* [Collected data entries]
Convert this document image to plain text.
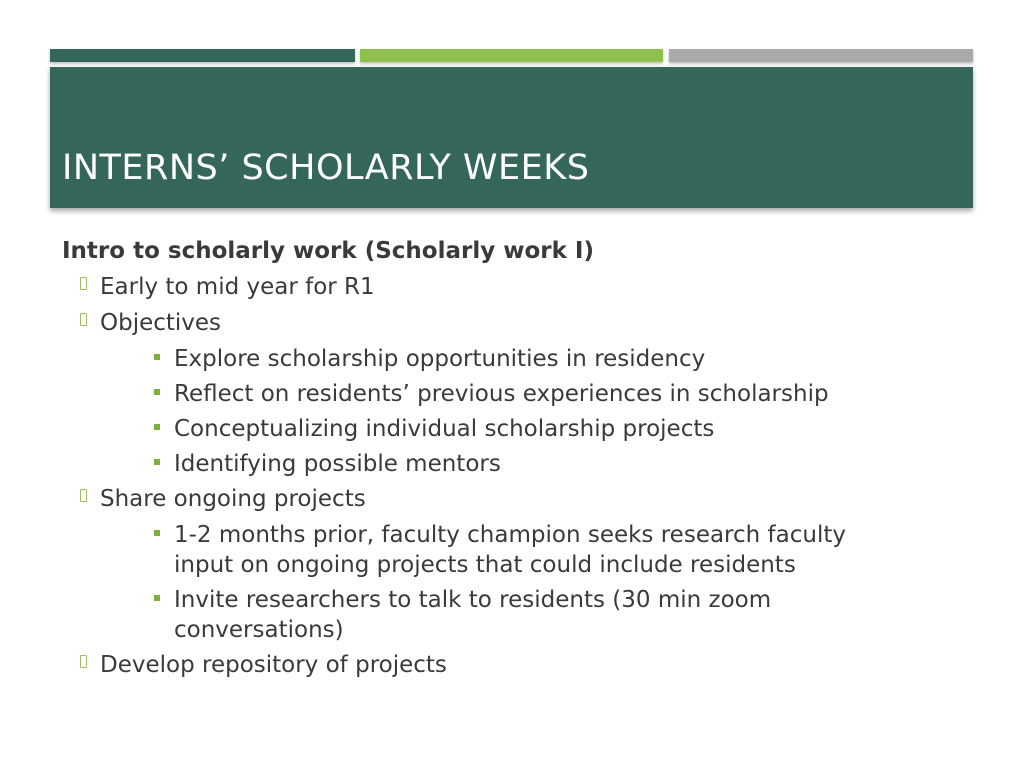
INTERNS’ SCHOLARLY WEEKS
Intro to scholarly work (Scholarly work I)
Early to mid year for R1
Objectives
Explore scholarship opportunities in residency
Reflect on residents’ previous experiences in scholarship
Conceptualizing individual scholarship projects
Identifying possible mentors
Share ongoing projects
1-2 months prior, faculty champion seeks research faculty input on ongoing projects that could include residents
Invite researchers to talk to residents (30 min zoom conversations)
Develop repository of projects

* [Task statement]
Copy the whole of the material above exactly, but not its images.

* [Exercise result]
Convert this document image to plain text.
INTERNS’ SCHOLARLY WEEKS
Intro to scholarly work (Scholarly work I)
Early to mid year for R1
Objectives
Explore scholarship opportunities in residency
Reflect on residents’ previous experiences in scholarship
Conceptualizing individual scholarship projects
Identifying possible mentors
Share ongoing projects
1-2 months prior, faculty champion seeks research faculty input on ongoing projects that could include residents
Invite researchers to talk to residents (30 min zoom conversations)
Develop repository of projects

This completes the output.